解離症は現在の診断基準では、解離性健忘を中心としていますが、その他にも様々な症状がみられる場合があります。これらの症状を詳しく把握することで解離症らしさが見えてきます。
現実感の喪失
これは離人症のような症状です。離人症との区別ははっきりはありませんが、「自分がここにいる」という現実感が薄い、自分自身が世界と繋がっていないような感覚などのように知覚されることが多いです。
夢うつつ体験
夢と現実の区別が不明瞭で、とてもリアルな夢を見ることが多いです。色がついている場合がほとんどです。夢で起こったことが現実で起こっているような感覚が起こります。
対人感覚過敏症
誰もいない場所で、人がいる気配がします。これは、人がいるという確信があるわけではないのですが、いるような感じがすると表現する方が多いです。時に霊を知覚しているという方もいらっしゃいます。ドッペルゲンガーの存在を信じている方もいます。また、人が理由もなく怖いという形の方もおられます。社交不安症などの方は、「笑われているんじゃないか」「頭が悪いと思われているんじゃないか」などのようにある程度、理由がしっかりしている場合が多いのですが、対人感覚過敏症の場合は、理由が不明確であり、漠然とした不安があります。
鏡恐怖
鏡に映る自分に違和感を感じる、なにか自分ではない感じがする、漠然と何かが怖いと感じると言った症状です。これは、醜形恐怖症のように自分の顔が醜いから見たくないということとは違い、理由が分からないけれど嫌な感じがするというものです。

提供データ:
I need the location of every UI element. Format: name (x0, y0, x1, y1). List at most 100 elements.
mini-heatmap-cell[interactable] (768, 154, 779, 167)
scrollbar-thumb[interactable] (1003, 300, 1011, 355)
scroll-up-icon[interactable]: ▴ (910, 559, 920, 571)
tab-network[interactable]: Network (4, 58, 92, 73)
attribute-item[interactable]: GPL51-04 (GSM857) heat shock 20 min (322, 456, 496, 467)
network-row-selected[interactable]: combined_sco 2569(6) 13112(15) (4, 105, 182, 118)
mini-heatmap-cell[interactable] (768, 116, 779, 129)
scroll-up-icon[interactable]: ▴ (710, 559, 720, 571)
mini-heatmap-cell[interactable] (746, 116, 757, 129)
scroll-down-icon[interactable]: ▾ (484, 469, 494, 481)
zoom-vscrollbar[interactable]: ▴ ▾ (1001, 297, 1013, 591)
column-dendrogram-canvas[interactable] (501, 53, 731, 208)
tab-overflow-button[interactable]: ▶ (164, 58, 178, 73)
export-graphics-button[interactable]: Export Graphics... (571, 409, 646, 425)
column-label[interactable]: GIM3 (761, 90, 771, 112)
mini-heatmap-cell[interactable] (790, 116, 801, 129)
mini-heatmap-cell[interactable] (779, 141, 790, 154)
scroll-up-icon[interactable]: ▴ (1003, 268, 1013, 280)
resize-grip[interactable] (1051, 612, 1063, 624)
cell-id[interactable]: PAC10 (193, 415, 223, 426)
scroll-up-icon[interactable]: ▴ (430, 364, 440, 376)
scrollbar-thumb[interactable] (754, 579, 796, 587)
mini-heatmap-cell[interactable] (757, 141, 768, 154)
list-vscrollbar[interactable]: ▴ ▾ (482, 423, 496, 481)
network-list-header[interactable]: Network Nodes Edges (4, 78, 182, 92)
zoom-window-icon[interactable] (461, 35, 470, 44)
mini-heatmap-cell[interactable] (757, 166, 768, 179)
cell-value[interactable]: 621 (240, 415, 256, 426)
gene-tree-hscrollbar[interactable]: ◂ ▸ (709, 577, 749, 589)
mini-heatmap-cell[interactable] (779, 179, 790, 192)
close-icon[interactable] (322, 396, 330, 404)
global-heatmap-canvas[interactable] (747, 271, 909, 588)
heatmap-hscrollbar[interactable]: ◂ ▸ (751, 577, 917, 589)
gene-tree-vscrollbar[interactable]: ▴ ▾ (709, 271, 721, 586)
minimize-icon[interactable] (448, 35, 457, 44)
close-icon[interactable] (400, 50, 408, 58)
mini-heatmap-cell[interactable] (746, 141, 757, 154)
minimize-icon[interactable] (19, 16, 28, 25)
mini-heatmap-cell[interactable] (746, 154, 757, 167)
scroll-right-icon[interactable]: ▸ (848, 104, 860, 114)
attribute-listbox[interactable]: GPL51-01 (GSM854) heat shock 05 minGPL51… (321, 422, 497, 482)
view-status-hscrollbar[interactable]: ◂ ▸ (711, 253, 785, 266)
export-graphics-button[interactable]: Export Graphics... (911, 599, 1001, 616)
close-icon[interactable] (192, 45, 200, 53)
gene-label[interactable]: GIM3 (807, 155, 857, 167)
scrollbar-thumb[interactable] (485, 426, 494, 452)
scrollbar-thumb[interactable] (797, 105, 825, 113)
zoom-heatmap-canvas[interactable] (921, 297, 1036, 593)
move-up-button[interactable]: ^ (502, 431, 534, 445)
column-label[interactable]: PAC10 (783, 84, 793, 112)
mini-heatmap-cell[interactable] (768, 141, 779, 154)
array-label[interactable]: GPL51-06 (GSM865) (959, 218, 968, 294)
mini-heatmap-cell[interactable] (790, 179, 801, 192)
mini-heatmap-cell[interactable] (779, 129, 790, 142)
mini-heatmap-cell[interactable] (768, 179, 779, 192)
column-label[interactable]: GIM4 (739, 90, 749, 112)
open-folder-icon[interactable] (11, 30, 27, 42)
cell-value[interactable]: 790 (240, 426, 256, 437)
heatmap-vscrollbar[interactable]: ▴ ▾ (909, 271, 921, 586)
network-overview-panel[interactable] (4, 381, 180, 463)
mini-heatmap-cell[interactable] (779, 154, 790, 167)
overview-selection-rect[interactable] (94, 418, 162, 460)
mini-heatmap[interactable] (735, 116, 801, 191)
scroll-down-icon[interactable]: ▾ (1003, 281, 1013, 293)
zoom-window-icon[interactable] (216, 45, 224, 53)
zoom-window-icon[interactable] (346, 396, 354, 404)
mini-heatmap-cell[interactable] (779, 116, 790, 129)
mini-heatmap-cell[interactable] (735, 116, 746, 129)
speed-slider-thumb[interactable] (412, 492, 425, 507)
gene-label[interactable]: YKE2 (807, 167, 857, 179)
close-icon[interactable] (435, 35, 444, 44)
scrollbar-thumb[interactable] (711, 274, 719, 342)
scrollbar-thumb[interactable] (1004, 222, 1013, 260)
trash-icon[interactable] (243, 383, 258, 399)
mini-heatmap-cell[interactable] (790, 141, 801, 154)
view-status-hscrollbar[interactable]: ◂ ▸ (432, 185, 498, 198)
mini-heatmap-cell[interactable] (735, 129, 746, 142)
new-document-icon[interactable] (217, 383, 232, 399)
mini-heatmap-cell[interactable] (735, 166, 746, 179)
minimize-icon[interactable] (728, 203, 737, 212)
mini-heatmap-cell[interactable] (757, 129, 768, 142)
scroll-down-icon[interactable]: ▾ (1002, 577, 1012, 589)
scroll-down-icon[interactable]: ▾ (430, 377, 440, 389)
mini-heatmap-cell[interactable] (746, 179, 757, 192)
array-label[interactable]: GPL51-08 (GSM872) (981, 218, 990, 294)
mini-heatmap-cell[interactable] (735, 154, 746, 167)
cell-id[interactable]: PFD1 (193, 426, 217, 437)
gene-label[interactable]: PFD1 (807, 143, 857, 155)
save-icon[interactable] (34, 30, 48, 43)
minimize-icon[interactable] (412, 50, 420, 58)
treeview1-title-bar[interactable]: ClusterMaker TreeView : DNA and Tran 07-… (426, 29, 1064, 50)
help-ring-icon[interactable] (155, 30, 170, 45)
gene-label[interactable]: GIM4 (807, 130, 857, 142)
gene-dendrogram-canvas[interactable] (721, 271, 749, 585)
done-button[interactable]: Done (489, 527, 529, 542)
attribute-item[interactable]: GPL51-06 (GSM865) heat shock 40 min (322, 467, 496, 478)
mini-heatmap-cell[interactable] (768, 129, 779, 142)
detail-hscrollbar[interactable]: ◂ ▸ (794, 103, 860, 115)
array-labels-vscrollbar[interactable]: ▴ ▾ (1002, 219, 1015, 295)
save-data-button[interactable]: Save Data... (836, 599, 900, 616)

取り組む内容:
(1) 次の(a)〜(c)の記述は、解離症の症状についての文章の内容と合っていますか。それぞれ「はい」か「いいえ」で答え、判断の決め手となる箇所を文章からそのまま引用してください。
(a) 夢うつつ体験で見る夢には、色がついていることがほとんどである。
(b) 対人感覚過敏症の不安は、社交不安症と同じく理由がしっかりしていることが多い。
(c) 鏡恐怖は、自分の顔が醜いから見たくないという症状である。
(2) 解離症の症状についての文章の続きを書いてください。

解答一覧:
(1)
(a) はい:「色がついている場合がほとんどです。」
(b) いいえ:「対人感覚過敏症の場合は、理由が不明確であり、漠然とした不安があります。」
(c) いいえ:「醜形恐怖症のように自分の顔が醜いから見たくないということとは違い、理由が分からないけれど嫌な感じがするというものです。」

(2)
解離性幻聴/幻視
解離症の方も幻聴/幻視が生じます。統合失調症では幻聴が多いことに対して、解離症の方は幻視が多いと言われます。
幻聴としては、「死ね」「お前はいらない」などのように被害的な形の内容が多いのですが、イマジナリーコンパニオンとの会話や他の人格との会話を周囲が幻聴と捉えている場合もあります。
時に幻視は物心がついたころから見えていて、周囲の人が見えていないことに気が付かない場合があります。自分には霊が見えると思っている方もいます。また、血や髪の毛などの場合も多いです。
身体感覚異常
身体感覚の異常として、体の大きさが変わるような気がする、何か力が抜けていくような感覚がするなどのものがあります。何か体の表面をはうような感じがするなどの体感幻覚を生じることもあります。
デジャブ(既視感)
デジャブとは、経験したことがないはずのことを経験したことがあるかのように近くすることです。このデジャブは健常な方でも幼少期には起こることが多いのですが、解離症の方は思春期以降も起こり続けることが多いです。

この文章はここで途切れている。